§ Provided records
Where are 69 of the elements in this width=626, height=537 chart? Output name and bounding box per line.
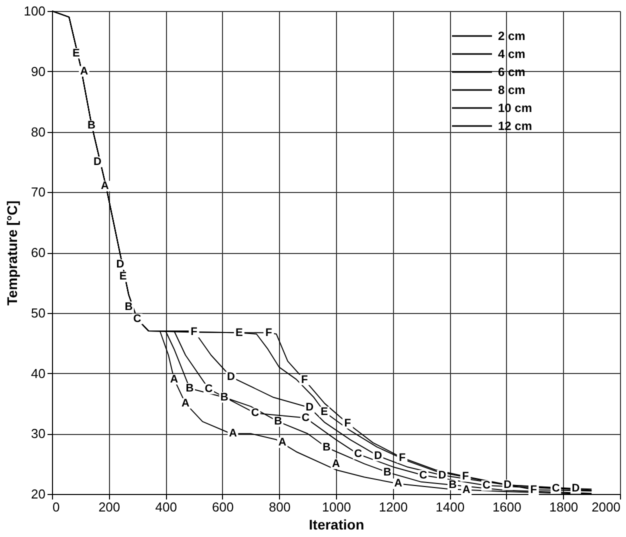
legend-label: 8 cm [498,83,526,97]
annotation: A [462,484,470,496]
annotation: D [504,478,512,491]
legend-label: 2 cm [498,29,526,43]
annotation: F [265,326,272,339]
annotation: C [419,469,428,482]
annotation: F [398,452,406,464]
x-tick-label: 2000 [592,500,620,514]
y-tick-label: 60 [31,245,46,260]
x-tick-label: 1200 [378,500,408,514]
annotation: D [374,450,382,462]
annotation: A [182,397,190,410]
x-axis-title: Iteration [308,516,364,532]
annotation: B [88,120,96,132]
annotation: D [306,402,314,414]
annotation: A [170,373,178,386]
y-tick-label: 100 [24,4,46,18]
annotation: E [72,47,80,60]
annotation: D [116,258,124,271]
annotation: C [302,412,310,424]
annotation: A [278,436,286,449]
annotation: A [100,180,109,192]
annotation: D [226,370,235,383]
annotation: E [119,270,127,283]
y-tick-label: 20 [31,486,46,502]
annotation: D [93,156,102,168]
annotation: C [552,482,560,495]
annotation: C [133,312,142,325]
x-tick-label: 200 [98,500,120,514]
x-tick-label: 1800 [549,500,578,514]
y-tick-label: 40 [31,366,46,381]
x-tick-label: 1000 [322,500,351,514]
annotation: F [462,470,470,482]
annotation: B [383,466,392,478]
annotation: F [344,417,352,430]
y-axis-title: Temprature [°C] [4,200,20,306]
annotation: B [274,416,282,428]
y-tick-label: 50 [31,305,46,320]
annotation: A [228,428,237,440]
y-tick-label: 70 [31,184,46,200]
annotation: E [235,326,243,339]
annotation: C [251,407,260,420]
annotation: A [332,458,340,470]
annotation: C [204,382,213,395]
annotation: F [190,326,198,338]
annotation: D [572,482,580,495]
annotation: F [301,374,308,386]
y-tick-label: 90 [31,64,46,79]
annotation: C [354,448,362,460]
x-tick-label: 800 [268,500,291,514]
x-tick-label: 1600 [492,500,522,514]
legend-label: 4 cm [498,47,526,61]
annotation: D [438,469,446,482]
annotation: A [394,478,402,490]
y-tick-label: 30 [31,426,46,442]
annotation: C [482,480,491,492]
x-tick-label: 1400 [436,500,465,514]
annotation: B [186,382,194,394]
annotation: B [220,391,228,404]
x-tick-label: 400 [155,500,177,514]
x-tick-label: 0 [52,500,60,514]
annotation: B [448,478,457,491]
annotation: B [322,442,331,454]
x-tick-label: 600 [212,500,234,514]
annotation: A [80,65,88,78]
annotation: B [124,300,133,313]
y-tick-label: 80 [31,124,46,140]
annotation: F [530,484,538,496]
annotation: E [320,406,328,418]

§ What the exercise asks
Format the material from the line with "legend-label: 8 cm [498,83,526,97]" through the line with "annotation: B [88,120,96,132]", both included, as a JSON list of strings with one string per line and blank lines left out.

§ Result of the exercise
[
  "legend-label: 8 cm [498,83,526,97]",
  "annotation: A [462,484,470,496]",
  "annotation: D [504,478,512,491]",
  "legend-label: 2 cm [498,29,526,43]",
  "annotation: F [265,326,272,339]",
  "annotation: C [419,469,428,482]",
  "annotation: F [398,452,406,464]",
  "x-tick-label: 2000 [592,500,620,514]",
  "y-tick-label: 60 [31,245,46,260]",
  "x-tick-label: 1200 [378,500,408,514]",
  "annotation: D [374,450,382,462]",
  "annotation: A [182,397,190,410]",
  "x-axis-title: Iteration [308,516,364,532]",
  "annotation: B [88,120,96,132]"
]